Each entry that follows is to be retyped exactly. Pictures do not belong in the copy.

- Items listed in a dataset:
--*--

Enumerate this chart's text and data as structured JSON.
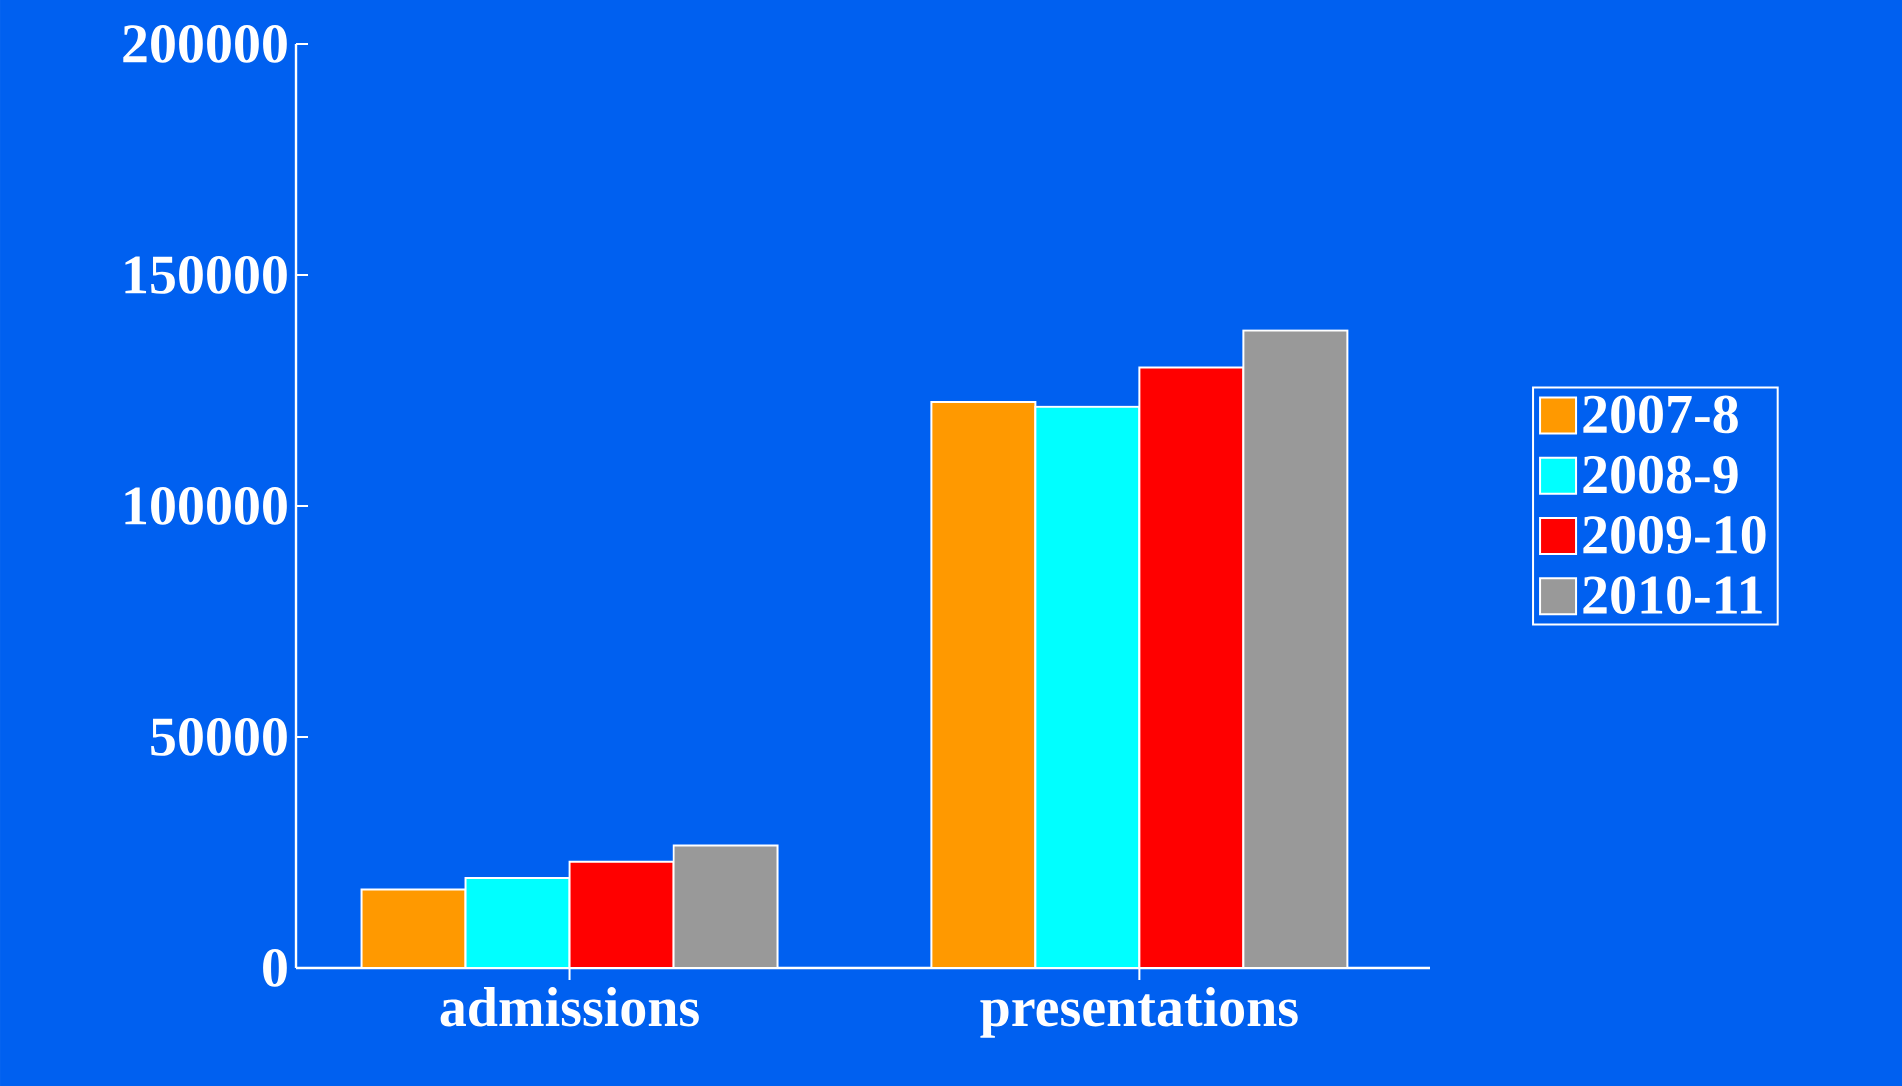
{
  "chart_data": {
    "type": "bar",
    "categories": [
      "admissions",
      "presentations"
    ],
    "series": [
      {
        "name": "2007-8",
        "color": "#ff9900",
        "values": [
          17000,
          122500
        ]
      },
      {
        "name": "2008-9",
        "color": "#00ffff",
        "values": [
          19500,
          121500
        ]
      },
      {
        "name": "2009-10",
        "color": "#ff0000",
        "values": [
          23000,
          130000
        ]
      },
      {
        "name": "2010-11",
        "color": "#999999",
        "values": [
          26500,
          138000
        ]
      }
    ],
    "ylim": [
      0,
      200000
    ],
    "yticks": [
      0,
      50000,
      100000,
      150000,
      200000
    ],
    "grid": false,
    "legend": "right"
  }
}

--*--

- Answer to the task:
Enumerate this chart's text and data as structured JSON.
{
  "chart_data": {
    "type": "bar",
    "categories": [
      "admissions",
      "presentations"
    ],
    "series": [
      {
        "name": "2007-8",
        "color": "#ff9900",
        "values": [
          17000,
          122500
        ]
      },
      {
        "name": "2008-9",
        "color": "#00ffff",
        "values": [
          19500,
          121500
        ]
      },
      {
        "name": "2009-10",
        "color": "#ff0000",
        "values": [
          23000,
          130000
        ]
      },
      {
        "name": "2010-11",
        "color": "#999999",
        "values": [
          26500,
          138000
        ]
      }
    ],
    "ylim": [
      0,
      200000
    ],
    "yticks": [
      0,
      50000,
      100000,
      150000,
      200000
    ],
    "grid": false,
    "legend": "right"
  }
}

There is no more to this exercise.